[Stored records]
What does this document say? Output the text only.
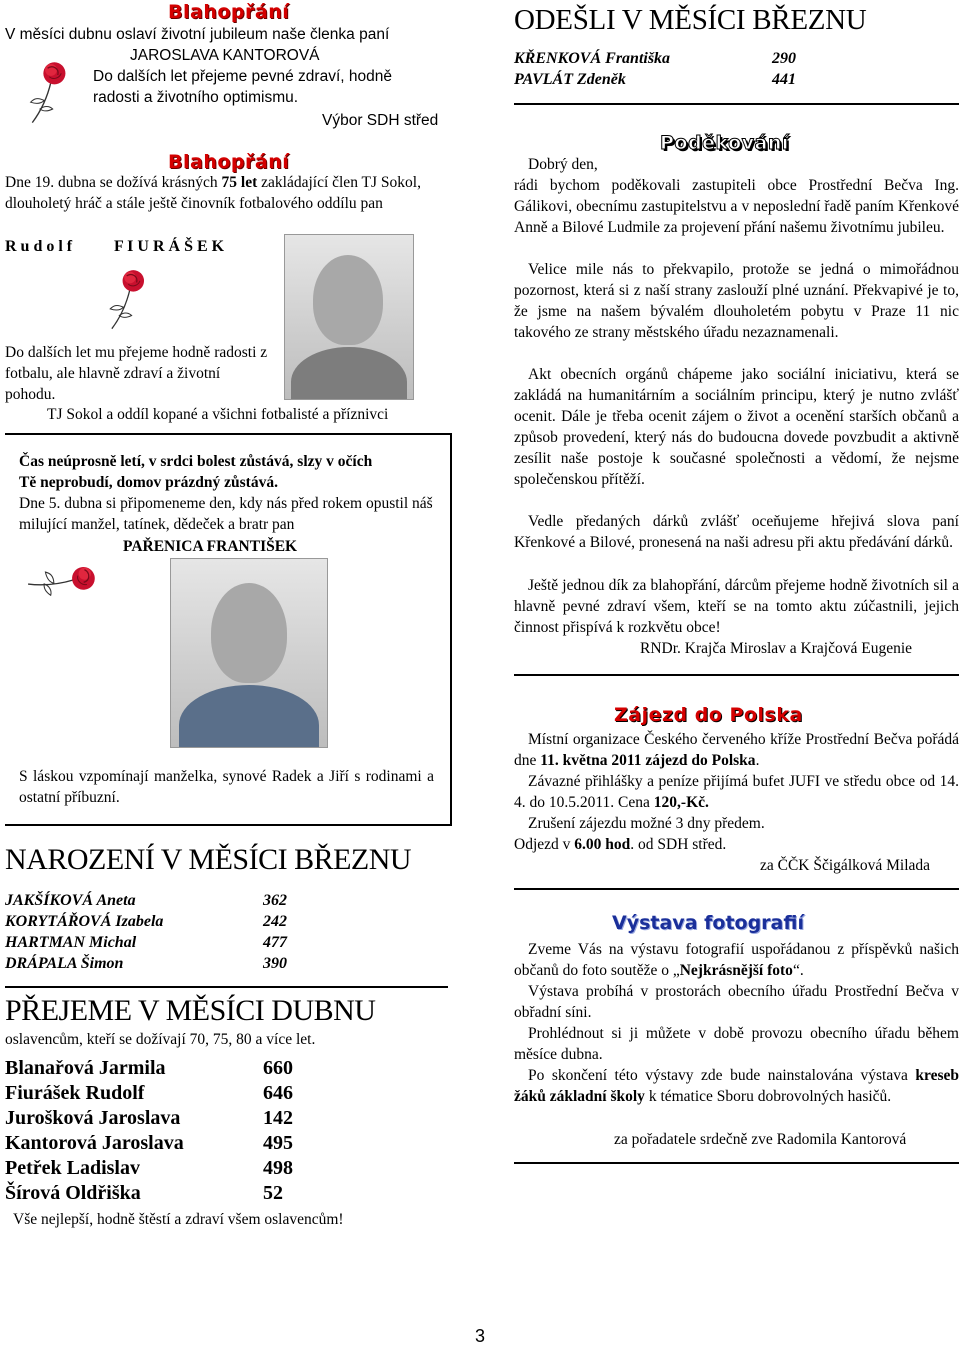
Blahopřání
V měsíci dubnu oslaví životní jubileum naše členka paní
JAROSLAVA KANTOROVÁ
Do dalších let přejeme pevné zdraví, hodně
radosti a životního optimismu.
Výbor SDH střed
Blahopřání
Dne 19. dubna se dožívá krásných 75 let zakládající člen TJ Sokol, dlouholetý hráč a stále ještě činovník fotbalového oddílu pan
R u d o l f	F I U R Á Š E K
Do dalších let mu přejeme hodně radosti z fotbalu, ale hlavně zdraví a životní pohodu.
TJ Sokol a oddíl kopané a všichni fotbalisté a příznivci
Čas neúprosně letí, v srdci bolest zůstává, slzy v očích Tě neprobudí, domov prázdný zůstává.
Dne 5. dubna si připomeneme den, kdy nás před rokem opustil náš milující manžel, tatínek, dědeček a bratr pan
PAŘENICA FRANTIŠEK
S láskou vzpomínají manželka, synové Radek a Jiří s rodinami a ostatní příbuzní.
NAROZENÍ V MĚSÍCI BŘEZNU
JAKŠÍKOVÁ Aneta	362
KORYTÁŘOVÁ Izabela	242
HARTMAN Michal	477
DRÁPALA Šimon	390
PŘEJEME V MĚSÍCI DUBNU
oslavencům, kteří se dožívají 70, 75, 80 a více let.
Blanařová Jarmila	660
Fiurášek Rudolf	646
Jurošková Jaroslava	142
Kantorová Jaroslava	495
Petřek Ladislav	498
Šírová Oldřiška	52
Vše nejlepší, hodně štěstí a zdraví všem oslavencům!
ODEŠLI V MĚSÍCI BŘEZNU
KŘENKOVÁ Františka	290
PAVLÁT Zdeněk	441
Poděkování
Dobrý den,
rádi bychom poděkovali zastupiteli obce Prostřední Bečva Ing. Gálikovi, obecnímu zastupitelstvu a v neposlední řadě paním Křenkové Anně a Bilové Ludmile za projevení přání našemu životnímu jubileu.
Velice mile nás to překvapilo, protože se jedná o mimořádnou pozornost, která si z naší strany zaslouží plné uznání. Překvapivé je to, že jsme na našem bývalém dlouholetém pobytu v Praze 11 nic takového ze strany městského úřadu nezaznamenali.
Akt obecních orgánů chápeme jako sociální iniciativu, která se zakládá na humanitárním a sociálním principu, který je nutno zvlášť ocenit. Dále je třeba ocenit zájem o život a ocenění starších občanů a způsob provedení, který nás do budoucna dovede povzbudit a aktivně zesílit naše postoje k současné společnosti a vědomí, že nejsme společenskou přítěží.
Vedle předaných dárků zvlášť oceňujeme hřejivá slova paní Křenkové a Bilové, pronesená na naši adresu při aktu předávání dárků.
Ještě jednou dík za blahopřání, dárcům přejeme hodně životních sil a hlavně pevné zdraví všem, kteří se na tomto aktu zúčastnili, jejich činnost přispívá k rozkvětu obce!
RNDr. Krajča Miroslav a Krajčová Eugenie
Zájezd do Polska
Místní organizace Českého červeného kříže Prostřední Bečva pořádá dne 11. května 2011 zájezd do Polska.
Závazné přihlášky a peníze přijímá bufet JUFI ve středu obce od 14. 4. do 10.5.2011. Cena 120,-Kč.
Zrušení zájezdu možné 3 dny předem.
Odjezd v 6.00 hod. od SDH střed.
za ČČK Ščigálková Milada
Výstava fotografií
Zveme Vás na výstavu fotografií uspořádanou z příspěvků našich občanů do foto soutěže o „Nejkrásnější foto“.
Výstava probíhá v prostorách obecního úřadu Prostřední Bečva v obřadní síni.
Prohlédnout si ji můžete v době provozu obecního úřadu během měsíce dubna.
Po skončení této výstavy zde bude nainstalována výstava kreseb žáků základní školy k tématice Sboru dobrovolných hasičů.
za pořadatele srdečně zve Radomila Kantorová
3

SHORT PROBLEM:
Return the records exactly. Don't carry the pictures over.

REPLY:
What does this document say? Output the text only.
Blahopřání
V měsíci dubnu oslaví životní jubileum naše členka paní
JAROSLAVA KANTOROVÁ
Do dalších let přejeme pevné zdraví, hodně
radosti a životního optimismu.
Výbor SDH střed
Blahopřání
Dne 19. dubna se dožívá krásných 75 let zakládající člen TJ Sokol, dlouholetý hráč a stále ještě činovník fotbalového oddílu pan
R u d o l f	F I U R Á Š E K
Do dalších let mu přejeme hodně radosti z fotbalu, ale hlavně zdraví a životní pohodu.
TJ Sokol a oddíl kopané a všichni fotbalisté a příznivci
Čas neúprosně letí, v srdci bolest zůstává, slzy v očích Tě neprobudí, domov prázdný zůstává.
Dne 5. dubna si připomeneme den, kdy nás před rokem opustil náš milující manžel, tatínek, dědeček a bratr pan
PAŘENICA FRANTIŠEK
S láskou vzpomínají manželka, synové Radek a Jiří s rodinami a ostatní příbuzní.
NAROZENÍ V MĚSÍCI BŘEZNU
JAKŠÍKOVÁ Aneta	362
KORYTÁŘOVÁ Izabela	242
HARTMAN Michal	477
DRÁPALA Šimon	390
PŘEJEME V MĚSÍCI DUBNU
oslavencům, kteří se dožívají 70, 75, 80 a více let.
Blanařová Jarmila	660
Fiurášek Rudolf	646
Jurošková Jaroslava	142
Kantorová Jaroslava	495
Petřek Ladislav	498
Šírová Oldřiška	52
Vše nejlepší, hodně štěstí a zdraví všem oslavencům!
ODEŠLI V MĚSÍCI BŘEZNU
KŘENKOVÁ Františka	290
PAVLÁT Zdeněk	441
Poděkování
Dobrý den,
rádi bychom poděkovali zastupiteli obce Prostřední Bečva Ing. Gálikovi, obecnímu zastupitelstvu a v neposlední řadě paním Křenkové Anně a Bilové Ludmile za projevení přání našemu životnímu jubileu.
Velice mile nás to překvapilo, protože se jedná o mimořádnou pozornost, která si z naší strany zaslouží plné uznání. Překvapivé je to, že jsme na našem bývalém dlouholetém pobytu v Praze 11 nic takového ze strany městského úřadu nezaznamenali.
Akt obecních orgánů chápeme jako sociální iniciativu, která se zakládá na humanitárním a sociálním principu, který je nutno zvlášť ocenit. Dále je třeba ocenit zájem o život a ocenění starších občanů a způsob provedení, který nás do budoucna dovede povzbudit a aktivně zesílit naše postoje k současné společnosti a vědomí, že nejsme společenskou přítěží.
Vedle předaných dárků zvlášť oceňujeme hřejivá slova paní Křenkové a Bilové, pronesená na naši adresu při aktu předávání dárků.
Ještě jednou dík za blahopřání, dárcům přejeme hodně životních sil a hlavně pevné zdraví všem, kteří se na tomto aktu zúčastnili, jejich činnost přispívá k rozkvětu obce!
RNDr. Krajča Miroslav a Krajčová Eugenie
Zájezd do Polska
Místní organizace Českého červeného kříže Prostřední Bečva pořádá dne 11. května 2011 zájezd do Polska.
Závazné přihlášky a peníze přijímá bufet JUFI ve středu obce od 14. 4. do 10.5.2011. Cena 120,-Kč.
Zrušení zájezdu možné 3 dny předem.
Odjezd v 6.00 hod. od SDH střed.
za ČČK Ščigálková Milada
Výstava fotografií
Zveme Vás na výstavu fotografií uspořádanou z příspěvků našich občanů do foto soutěže o „Nejkrásnější foto“.
Výstava probíhá v prostorách obecního úřadu Prostřední Bečva v obřadní síni.
Prohlédnout si ji můžete v době provozu obecního úřadu během měsíce dubna.
Po skončení této výstavy zde bude nainstalována výstava kreseb žáků základní školy k tématice Sboru dobrovolných hasičů.
za pořadatele srdečně zve Radomila Kantorová
3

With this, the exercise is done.